## Aim
Using the material below, copy every line where "sich" appears.

[Excerpt from a dataset]
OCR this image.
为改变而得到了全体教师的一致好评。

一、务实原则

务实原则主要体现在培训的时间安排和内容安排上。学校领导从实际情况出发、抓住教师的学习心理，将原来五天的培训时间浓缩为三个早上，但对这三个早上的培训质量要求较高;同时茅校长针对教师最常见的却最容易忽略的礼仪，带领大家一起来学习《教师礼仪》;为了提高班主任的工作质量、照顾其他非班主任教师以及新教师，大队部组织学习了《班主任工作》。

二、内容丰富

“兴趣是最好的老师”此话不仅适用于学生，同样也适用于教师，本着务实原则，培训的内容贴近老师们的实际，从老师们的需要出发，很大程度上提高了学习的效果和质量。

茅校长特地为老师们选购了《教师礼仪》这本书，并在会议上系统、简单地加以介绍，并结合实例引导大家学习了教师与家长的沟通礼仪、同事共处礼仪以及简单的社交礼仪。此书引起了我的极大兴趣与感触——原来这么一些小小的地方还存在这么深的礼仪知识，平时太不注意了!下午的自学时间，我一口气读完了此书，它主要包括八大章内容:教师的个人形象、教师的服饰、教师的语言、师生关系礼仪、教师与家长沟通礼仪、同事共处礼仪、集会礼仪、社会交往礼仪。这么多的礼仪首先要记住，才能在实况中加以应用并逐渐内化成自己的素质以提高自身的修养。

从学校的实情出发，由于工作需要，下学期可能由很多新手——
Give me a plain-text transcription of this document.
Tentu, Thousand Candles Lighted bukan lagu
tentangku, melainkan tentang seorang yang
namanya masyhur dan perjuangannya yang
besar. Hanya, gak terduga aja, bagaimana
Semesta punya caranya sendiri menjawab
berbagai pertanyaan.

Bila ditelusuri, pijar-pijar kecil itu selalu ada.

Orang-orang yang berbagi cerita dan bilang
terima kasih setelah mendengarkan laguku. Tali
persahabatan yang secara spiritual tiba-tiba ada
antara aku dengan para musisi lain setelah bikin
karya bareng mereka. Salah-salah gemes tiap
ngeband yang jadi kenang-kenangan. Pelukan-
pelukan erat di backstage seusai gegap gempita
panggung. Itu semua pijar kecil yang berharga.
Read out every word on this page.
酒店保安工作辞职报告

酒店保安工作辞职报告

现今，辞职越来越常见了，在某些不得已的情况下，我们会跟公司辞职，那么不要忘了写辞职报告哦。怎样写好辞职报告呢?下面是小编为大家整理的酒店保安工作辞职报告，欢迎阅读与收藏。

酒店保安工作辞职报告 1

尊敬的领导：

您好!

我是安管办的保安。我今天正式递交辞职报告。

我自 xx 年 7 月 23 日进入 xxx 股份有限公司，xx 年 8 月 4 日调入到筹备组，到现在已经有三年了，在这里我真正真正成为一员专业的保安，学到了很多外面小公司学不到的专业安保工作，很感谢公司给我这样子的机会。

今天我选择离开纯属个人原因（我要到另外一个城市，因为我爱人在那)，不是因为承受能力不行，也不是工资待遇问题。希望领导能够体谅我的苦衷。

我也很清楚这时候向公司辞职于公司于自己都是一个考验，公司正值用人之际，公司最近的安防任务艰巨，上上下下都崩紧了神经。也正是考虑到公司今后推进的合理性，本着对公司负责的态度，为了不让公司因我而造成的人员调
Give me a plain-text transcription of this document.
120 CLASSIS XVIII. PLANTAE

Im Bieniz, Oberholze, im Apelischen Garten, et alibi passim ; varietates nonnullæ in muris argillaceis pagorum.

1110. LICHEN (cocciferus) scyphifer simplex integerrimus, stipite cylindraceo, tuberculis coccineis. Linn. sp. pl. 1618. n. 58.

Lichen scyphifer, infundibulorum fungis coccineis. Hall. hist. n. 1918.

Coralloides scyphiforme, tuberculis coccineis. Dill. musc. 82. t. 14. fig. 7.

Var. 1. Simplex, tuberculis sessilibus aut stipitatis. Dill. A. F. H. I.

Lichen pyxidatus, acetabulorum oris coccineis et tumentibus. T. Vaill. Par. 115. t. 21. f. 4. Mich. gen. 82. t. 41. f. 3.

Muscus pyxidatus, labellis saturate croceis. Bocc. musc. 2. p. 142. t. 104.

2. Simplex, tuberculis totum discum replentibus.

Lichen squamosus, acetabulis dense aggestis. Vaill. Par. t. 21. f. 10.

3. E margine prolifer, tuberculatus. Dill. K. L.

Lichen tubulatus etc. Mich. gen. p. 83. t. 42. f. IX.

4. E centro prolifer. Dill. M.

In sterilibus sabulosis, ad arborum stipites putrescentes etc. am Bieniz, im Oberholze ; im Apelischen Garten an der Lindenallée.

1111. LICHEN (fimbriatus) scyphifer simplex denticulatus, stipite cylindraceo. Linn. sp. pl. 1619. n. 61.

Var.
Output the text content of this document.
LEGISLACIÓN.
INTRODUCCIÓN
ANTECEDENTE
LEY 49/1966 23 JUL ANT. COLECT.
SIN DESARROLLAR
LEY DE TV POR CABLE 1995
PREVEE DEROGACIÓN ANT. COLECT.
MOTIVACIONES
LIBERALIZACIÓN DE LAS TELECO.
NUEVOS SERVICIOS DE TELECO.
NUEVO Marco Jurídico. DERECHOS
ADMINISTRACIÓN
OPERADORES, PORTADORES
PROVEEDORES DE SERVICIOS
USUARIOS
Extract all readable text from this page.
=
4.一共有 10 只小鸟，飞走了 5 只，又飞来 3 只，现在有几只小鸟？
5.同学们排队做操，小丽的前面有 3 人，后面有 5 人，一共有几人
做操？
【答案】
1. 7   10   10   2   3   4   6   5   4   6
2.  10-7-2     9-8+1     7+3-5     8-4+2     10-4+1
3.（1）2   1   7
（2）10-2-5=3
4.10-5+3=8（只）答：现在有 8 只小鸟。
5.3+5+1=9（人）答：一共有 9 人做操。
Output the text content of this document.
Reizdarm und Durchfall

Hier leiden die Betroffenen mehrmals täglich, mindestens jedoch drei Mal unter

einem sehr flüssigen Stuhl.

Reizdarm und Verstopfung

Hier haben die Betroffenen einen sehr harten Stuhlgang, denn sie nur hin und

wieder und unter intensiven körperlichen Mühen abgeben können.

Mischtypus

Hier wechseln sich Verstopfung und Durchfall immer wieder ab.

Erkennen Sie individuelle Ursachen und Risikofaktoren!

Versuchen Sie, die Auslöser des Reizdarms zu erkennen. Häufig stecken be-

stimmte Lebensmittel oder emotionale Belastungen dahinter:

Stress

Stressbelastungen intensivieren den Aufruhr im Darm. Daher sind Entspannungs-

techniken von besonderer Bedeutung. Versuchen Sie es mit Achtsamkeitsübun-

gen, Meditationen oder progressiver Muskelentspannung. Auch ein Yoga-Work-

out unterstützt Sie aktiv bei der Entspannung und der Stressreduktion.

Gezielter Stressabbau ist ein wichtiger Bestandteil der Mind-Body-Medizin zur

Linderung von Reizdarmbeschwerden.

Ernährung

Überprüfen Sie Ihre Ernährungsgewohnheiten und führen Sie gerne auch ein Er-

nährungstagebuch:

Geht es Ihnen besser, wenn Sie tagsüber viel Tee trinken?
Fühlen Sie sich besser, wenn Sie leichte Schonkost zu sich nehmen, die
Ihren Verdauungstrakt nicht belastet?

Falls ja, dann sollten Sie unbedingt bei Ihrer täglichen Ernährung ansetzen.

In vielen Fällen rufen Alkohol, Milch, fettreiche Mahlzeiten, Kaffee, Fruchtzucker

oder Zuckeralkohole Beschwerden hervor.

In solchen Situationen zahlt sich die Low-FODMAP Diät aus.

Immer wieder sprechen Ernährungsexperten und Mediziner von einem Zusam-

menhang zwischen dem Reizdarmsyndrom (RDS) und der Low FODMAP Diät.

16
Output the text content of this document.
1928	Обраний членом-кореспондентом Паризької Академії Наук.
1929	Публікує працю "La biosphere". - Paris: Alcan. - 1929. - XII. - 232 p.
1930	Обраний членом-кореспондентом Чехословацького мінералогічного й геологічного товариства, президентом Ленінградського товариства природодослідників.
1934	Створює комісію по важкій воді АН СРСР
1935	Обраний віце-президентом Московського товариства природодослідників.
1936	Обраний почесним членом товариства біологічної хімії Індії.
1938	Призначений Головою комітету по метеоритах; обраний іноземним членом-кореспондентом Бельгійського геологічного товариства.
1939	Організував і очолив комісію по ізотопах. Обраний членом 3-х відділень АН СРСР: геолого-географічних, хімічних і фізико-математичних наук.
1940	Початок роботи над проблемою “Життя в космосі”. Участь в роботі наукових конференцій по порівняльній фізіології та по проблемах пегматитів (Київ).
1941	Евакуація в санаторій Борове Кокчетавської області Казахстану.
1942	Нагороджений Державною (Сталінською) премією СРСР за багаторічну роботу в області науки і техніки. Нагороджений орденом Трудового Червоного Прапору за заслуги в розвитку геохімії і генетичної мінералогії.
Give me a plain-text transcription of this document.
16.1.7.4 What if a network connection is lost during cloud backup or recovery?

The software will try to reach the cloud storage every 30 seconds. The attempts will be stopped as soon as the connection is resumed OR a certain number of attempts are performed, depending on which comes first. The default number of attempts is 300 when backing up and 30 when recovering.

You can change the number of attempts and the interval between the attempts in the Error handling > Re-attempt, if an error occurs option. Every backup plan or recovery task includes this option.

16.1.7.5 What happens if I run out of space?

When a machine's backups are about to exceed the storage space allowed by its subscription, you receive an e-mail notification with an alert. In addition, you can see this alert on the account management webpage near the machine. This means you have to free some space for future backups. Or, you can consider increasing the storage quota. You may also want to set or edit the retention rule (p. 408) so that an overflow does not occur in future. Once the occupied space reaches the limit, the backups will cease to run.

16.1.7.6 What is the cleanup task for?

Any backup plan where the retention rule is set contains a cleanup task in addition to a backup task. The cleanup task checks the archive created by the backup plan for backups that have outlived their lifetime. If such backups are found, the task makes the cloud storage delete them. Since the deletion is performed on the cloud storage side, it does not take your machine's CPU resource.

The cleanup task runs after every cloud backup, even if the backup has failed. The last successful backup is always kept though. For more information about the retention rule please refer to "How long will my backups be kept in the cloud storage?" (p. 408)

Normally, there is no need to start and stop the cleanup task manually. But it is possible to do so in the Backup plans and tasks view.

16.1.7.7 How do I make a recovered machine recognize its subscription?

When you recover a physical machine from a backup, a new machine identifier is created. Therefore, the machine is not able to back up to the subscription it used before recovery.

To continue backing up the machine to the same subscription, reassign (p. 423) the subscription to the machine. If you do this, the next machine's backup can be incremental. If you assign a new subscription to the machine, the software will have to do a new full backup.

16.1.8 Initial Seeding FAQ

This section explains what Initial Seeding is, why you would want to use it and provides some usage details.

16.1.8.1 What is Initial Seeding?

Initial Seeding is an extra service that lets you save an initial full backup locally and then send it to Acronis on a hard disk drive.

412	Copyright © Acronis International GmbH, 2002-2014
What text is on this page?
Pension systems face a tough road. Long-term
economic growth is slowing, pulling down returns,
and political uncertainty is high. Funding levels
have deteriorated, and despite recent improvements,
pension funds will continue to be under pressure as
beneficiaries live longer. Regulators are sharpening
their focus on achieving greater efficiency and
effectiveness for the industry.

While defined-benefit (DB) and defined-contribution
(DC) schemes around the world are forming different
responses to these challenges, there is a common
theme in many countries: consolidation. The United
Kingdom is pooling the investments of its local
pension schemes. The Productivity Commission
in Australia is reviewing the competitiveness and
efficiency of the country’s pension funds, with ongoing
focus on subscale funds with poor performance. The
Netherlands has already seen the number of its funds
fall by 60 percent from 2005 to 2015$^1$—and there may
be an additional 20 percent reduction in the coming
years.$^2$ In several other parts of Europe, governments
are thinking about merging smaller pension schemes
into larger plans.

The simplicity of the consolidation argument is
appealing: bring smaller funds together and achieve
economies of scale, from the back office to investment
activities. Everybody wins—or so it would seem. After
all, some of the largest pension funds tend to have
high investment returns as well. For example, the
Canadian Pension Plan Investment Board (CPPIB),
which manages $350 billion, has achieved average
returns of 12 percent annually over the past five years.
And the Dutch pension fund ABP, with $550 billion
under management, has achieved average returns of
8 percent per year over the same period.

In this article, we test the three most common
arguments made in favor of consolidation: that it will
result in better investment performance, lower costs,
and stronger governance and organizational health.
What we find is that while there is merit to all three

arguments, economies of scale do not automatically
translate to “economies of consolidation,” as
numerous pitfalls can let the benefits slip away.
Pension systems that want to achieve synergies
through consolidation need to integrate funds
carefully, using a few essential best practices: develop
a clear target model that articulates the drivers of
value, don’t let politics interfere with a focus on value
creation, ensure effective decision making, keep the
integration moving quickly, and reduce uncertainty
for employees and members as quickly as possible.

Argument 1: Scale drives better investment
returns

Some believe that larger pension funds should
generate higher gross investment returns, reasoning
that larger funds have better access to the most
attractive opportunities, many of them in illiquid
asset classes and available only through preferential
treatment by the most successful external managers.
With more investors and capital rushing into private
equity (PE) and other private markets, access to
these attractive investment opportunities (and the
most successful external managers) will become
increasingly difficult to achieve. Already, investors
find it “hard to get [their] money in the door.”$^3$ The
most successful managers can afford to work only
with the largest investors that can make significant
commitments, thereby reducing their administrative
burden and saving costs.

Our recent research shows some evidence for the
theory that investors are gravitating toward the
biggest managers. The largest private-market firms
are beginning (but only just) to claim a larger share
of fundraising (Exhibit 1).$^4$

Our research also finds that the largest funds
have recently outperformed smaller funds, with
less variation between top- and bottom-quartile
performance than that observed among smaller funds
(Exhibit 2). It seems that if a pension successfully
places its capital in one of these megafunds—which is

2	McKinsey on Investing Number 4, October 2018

## Answer to this task
Hier wechseln sich Verstopfung und Durchfall immer wieder ab.
Fühlen Sie sich besser, wenn Sie leichte Schonkost zu sich nehmen, die
In solchen Situationen zahlt sich die Low-FODMAP Diät aus.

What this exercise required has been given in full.